What the exercise asks — Scan the records for "nutrient" and copy each line that contains it.

"""

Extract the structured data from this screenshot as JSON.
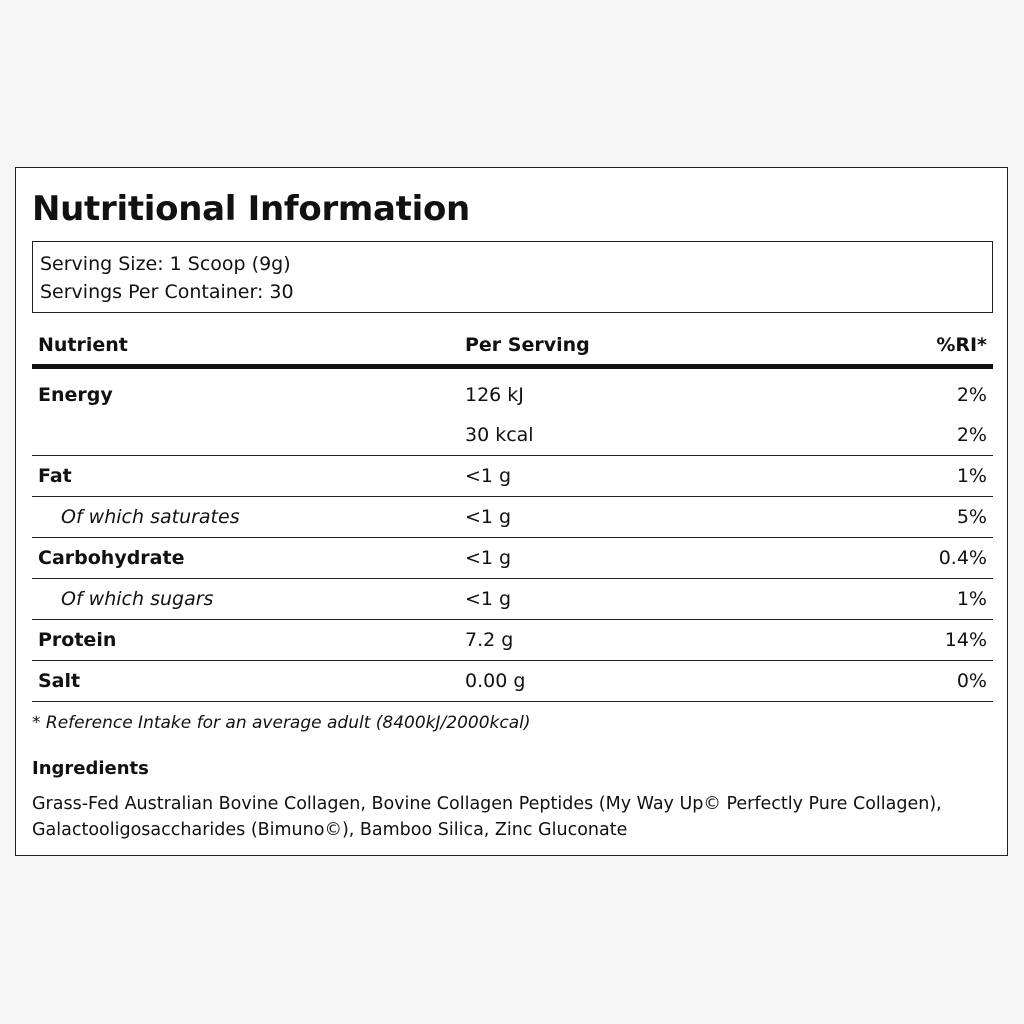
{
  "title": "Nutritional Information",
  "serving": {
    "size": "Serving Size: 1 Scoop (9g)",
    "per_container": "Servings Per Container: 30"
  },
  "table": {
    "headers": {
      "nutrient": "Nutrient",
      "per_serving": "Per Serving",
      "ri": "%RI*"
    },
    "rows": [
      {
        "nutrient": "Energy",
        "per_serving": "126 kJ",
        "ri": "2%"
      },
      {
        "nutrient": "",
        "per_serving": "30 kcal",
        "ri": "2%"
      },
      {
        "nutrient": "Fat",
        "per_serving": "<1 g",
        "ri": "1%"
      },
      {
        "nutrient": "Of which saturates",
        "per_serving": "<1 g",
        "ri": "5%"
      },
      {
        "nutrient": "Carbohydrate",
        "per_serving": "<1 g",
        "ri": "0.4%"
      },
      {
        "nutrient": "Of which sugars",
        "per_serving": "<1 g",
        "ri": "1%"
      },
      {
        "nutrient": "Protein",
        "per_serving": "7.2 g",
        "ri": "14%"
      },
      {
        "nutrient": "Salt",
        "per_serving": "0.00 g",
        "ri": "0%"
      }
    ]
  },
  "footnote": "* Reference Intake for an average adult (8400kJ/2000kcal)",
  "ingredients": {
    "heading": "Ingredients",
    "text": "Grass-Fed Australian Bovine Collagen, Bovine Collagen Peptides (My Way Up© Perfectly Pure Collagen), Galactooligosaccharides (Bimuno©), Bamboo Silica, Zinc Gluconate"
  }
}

"""

Solution below —
      "nutrient": "Nutrient",
        "nutrient": "Energy",
        "nutrient": "",
        "nutrient": "Fat",
        "nutrient": "Of which saturates",
        "nutrient": "Carbohydrate",
        "nutrient": "Of which sugars",
        "nutrient": "Protein",
        "nutrient": "Salt",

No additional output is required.